「民と土地の清め」

2024年7月28日礼拝式説教  
申命記 32章36~44節
        
主の御名を賛美します。

1、主の憐れみ
32章でモーセは、イスラエルにこれから起こること、そのときになすべきことを後で思い起こすために、歌にして語っています。イスラエルは主から多くの恵みを受けますが、心が肥え太り、かたくなになり主を侮り、そのために、主の裁きを受けます。イスラエルの裁きにはイスラエルの敵が用いられますが、その敵も悪の故に裁かれます。

今日はこの歌の最後の纏めの部分です。主はご自分の民であるイスラエルをその悪の故に裁かれます。しかし憐れみ深い主はその僕らを憐れまれます。それはイスラエルの力がうせ、つながれた者も自由な者もいないのを御覧になるからです。「つながれた者」を新改訳は「奴隷」と訳しています。

● 問題 1: 説教の一文「しかし憐れみ深い主はその僕らを憐れまれます。」を英語に訳しなさい。
記録はこの説教とは関係がない。

● 保存データ:
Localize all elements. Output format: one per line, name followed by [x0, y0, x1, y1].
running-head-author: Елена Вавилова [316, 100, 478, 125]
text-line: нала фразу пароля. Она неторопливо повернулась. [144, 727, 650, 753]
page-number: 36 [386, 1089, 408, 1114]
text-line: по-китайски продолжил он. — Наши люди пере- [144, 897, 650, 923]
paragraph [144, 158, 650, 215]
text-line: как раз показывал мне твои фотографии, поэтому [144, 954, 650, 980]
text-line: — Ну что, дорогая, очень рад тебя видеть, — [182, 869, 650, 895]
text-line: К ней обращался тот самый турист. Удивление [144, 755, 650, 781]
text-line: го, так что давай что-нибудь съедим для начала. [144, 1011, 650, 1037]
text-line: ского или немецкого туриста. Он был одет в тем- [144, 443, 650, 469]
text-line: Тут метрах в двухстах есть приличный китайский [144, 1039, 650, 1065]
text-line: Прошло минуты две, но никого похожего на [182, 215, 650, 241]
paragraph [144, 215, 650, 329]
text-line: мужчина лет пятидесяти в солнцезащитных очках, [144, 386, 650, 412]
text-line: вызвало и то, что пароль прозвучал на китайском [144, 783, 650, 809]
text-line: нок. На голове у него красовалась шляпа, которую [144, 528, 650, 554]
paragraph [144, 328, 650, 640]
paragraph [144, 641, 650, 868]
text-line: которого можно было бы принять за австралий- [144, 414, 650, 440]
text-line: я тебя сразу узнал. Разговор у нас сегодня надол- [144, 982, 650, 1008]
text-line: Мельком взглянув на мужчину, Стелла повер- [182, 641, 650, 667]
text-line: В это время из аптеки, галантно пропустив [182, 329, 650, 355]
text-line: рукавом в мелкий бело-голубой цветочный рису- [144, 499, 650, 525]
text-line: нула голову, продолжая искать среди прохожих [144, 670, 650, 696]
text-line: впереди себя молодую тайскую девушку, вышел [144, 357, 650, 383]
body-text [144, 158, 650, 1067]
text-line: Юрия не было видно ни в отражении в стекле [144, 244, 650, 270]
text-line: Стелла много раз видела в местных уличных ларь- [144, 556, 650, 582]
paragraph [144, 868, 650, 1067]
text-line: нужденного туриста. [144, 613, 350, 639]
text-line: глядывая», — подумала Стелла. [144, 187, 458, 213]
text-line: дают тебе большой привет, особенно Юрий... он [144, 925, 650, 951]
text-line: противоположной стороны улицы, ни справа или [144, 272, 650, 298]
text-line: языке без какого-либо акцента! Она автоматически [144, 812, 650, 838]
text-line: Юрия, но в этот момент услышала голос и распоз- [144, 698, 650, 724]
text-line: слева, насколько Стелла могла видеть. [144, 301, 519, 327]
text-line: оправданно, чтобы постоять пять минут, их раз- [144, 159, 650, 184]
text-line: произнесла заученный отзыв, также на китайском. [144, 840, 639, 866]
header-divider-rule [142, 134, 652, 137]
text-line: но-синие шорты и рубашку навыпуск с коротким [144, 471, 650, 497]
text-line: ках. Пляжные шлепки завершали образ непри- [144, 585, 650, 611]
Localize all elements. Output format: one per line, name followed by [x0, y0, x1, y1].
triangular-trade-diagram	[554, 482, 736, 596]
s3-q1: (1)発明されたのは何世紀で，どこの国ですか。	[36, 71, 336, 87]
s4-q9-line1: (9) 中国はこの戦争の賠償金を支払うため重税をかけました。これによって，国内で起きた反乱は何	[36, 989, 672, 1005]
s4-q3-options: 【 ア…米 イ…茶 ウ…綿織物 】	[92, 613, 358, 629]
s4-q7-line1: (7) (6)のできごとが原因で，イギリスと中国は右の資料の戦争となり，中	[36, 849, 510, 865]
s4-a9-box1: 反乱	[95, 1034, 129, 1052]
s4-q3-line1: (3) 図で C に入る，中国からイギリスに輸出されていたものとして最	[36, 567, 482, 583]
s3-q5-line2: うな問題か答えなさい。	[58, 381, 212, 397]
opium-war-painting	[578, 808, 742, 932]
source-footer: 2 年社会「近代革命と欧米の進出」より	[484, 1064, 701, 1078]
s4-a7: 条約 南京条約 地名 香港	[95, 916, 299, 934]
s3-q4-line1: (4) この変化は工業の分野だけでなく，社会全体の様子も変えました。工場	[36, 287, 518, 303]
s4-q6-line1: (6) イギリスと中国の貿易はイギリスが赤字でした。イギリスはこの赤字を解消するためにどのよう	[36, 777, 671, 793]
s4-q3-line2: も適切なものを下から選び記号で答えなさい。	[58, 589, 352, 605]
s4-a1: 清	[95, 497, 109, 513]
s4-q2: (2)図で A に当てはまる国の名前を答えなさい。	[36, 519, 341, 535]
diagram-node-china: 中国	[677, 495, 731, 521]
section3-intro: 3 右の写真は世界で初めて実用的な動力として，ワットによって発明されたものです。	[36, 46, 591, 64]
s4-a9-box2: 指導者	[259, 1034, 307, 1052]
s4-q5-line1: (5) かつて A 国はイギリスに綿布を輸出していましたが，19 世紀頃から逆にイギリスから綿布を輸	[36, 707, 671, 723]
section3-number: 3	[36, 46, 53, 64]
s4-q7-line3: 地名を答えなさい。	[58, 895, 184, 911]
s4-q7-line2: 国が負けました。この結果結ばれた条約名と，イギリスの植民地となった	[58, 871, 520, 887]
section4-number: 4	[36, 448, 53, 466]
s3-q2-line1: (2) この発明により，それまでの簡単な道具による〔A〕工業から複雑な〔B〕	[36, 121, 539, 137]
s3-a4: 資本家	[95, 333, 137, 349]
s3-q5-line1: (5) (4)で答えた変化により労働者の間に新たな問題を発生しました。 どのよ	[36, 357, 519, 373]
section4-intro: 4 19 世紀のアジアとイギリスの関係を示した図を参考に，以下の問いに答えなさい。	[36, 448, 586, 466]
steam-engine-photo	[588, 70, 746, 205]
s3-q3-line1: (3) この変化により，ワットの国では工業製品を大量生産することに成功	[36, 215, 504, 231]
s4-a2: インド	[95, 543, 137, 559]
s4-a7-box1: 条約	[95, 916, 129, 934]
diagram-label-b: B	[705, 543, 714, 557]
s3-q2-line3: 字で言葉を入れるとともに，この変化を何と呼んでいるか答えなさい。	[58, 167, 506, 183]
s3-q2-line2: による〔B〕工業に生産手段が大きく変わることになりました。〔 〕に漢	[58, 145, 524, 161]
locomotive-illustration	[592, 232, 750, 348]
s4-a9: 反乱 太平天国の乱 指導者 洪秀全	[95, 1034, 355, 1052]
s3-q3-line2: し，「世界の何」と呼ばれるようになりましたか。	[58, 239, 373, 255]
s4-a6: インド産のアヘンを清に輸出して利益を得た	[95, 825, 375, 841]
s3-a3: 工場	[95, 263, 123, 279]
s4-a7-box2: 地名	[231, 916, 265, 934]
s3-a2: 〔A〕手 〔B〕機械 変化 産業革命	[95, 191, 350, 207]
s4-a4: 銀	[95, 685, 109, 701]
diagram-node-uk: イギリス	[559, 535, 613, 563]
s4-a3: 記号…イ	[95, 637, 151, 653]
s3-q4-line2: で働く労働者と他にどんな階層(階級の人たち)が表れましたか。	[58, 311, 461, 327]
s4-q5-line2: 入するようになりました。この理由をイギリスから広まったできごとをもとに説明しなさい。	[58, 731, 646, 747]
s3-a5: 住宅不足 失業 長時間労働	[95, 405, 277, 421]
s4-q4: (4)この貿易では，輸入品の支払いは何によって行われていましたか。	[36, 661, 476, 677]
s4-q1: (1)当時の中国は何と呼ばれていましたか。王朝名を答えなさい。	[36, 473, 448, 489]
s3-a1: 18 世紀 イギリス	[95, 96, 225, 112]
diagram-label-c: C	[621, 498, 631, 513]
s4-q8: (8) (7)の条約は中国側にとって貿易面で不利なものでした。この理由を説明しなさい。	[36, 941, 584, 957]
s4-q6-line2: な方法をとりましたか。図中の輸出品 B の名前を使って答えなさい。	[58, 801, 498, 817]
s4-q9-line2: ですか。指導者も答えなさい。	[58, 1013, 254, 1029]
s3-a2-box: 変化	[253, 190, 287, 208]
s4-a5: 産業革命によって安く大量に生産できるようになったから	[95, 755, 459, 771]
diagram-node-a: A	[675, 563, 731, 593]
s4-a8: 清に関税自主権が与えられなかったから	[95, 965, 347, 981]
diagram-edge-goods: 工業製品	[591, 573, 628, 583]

● 問題 2: 記録の最初の行から始め、「text-line: вызвало и」を含む行で終えて、その範囲の行だけを書き直しなさい。その際「фотографии」を「снимки」に置き換え、ほかは一切変えないこと。

● 解答 1: But the merciful Lord has compassion on His servants.

● 解答 2:
Localize all elements. Output format: one per line, name followed by [x0, y0, x1, y1].
running-head-author: Елена Вавилова [316, 100, 478, 125]
text-line: нала фразу пароля. Она неторопливо повернулась. [144, 727, 650, 753]
page-number: 36 [386, 1089, 408, 1114]
text-line: по-китайски продолжил он. — Наши люди пере- [144, 897, 650, 923]
paragraph [144, 158, 650, 215]
text-line: как раз показывал мне твои снимки, поэтому [144, 954, 650, 980]
text-line: — Ну что, дорогая, очень рад тебя видеть, — [182, 869, 650, 895]
text-line: К ней обращался тот самый турист. Удивление [144, 755, 650, 781]
text-line: го, так что давай что-нибудь съедим для начала. [144, 1011, 650, 1037]
text-line: ского или немецкого туриста. Он был одет в тем- [144, 443, 650, 469]
text-line: Тут метрах в двухстах есть приличный китайский [144, 1039, 650, 1065]
text-line: Прошло минуты две, но никого похожего на [182, 215, 650, 241]
paragraph [144, 215, 650, 329]
text-line: мужчина лет пятидесяти в солнцезащитных очках, [144, 386, 650, 412]
text-line: вызвало и то, что пароль прозвучал на китайском [144, 783, 650, 809]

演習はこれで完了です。